The records that follow are to be transcribed in full, without their images.
%%
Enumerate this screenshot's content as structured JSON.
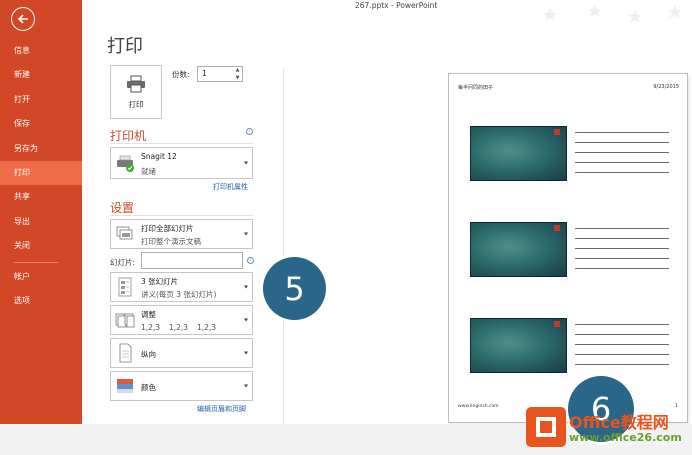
{
  "window": {
    "title": "267.pptx - PowerPoint"
  },
  "sidebar": {
    "items": [
      {
        "label": "信息"
      },
      {
        "label": "新建"
      },
      {
        "label": "打开"
      },
      {
        "label": "保存"
      },
      {
        "label": "另存为"
      },
      {
        "label": "打印",
        "active": true
      },
      {
        "label": "共享"
      },
      {
        "label": "导出"
      },
      {
        "label": "关闭"
      },
      {
        "label": "帐户"
      },
      {
        "label": "选项"
      }
    ],
    "accent_color": "#d24726",
    "active_color": "#ed6d47"
  },
  "main": {
    "title": "打印",
    "print_button_label": "打印",
    "copies_label": "份数:",
    "copies_value": "1",
    "printer": {
      "heading": "打印机",
      "name": "Snagit 12",
      "status": "就绪",
      "properties_link": "打印机属性"
    },
    "settings": {
      "heading": "设置",
      "range": {
        "title": "打印全部幻灯片",
        "subtitle": "打印整个演示文稿"
      },
      "slides_label": "幻灯片:",
      "slides_value": "",
      "layout": {
        "title": "3 张幻灯片",
        "subtitle": "讲义(每页 3 张幻灯片)"
      },
      "collate": {
        "title": "调整",
        "pages": [
          "1,2,3",
          "1,2,3",
          "1,2,3"
        ]
      },
      "orientation": {
        "title": "纵向"
      },
      "color": {
        "title": "颜色"
      },
      "header_footer_link": "编辑页眉和页脚"
    }
  },
  "badges": [
    "5",
    "6"
  ],
  "preview": {
    "header_left": "每半问同的田子",
    "header_right": "9/23/2015",
    "footer_left": "www.linginsh.com",
    "footer_right": "1"
  },
  "watermark": {
    "brand": "Office教程网",
    "url": "www.office26.com",
    "color": "#e8541e"
  }
}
%%
■ **The output**:
Enumerate this screenshot's content as structured JSON.
{
  "window": {
    "title": "267.pptx - PowerPoint"
  },
  "sidebar": {
    "items": [
      {
        "label": "信息"
      },
      {
        "label": "新建"
      },
      {
        "label": "打开"
      },
      {
        "label": "保存"
      },
      {
        "label": "另存为"
      },
      {
        "label": "打印",
        "active": true
      },
      {
        "label": "共享"
      },
      {
        "label": "导出"
      },
      {
        "label": "关闭"
      },
      {
        "label": "帐户"
      },
      {
        "label": "选项"
      }
    ],
    "accent_color": "#d24726",
    "active_color": "#ed6d47"
  },
  "main": {
    "title": "打印",
    "print_button_label": "打印",
    "copies_label": "份数:",
    "copies_value": "1",
    "printer": {
      "heading": "打印机",
      "name": "Snagit 12",
      "status": "就绪",
      "properties_link": "打印机属性"
    },
    "settings": {
      "heading": "设置",
      "range": {
        "title": "打印全部幻灯片",
        "subtitle": "打印整个演示文稿"
      },
      "slides_label": "幻灯片:",
      "slides_value": "",
      "layout": {
        "title": "3 张幻灯片",
        "subtitle": "讲义(每页 3 张幻灯片)"
      },
      "collate": {
        "title": "调整",
        "pages": [
          "1,2,3",
          "1,2,3",
          "1,2,3"
        ]
      },
      "orientation": {
        "title": "纵向"
      },
      "color": {
        "title": "颜色"
      },
      "header_footer_link": "编辑页眉和页脚"
    }
  },
  "badges": [
    "5",
    "6"
  ],
  "preview": {
    "header_left": "每半问同的田子",
    "header_right": "9/23/2015",
    "footer_left": "www.linginsh.com",
    "footer_right": "1"
  },
  "watermark": {
    "brand": "Office教程网",
    "url": "www.office26.com",
    "color": "#e8541e"
  }
}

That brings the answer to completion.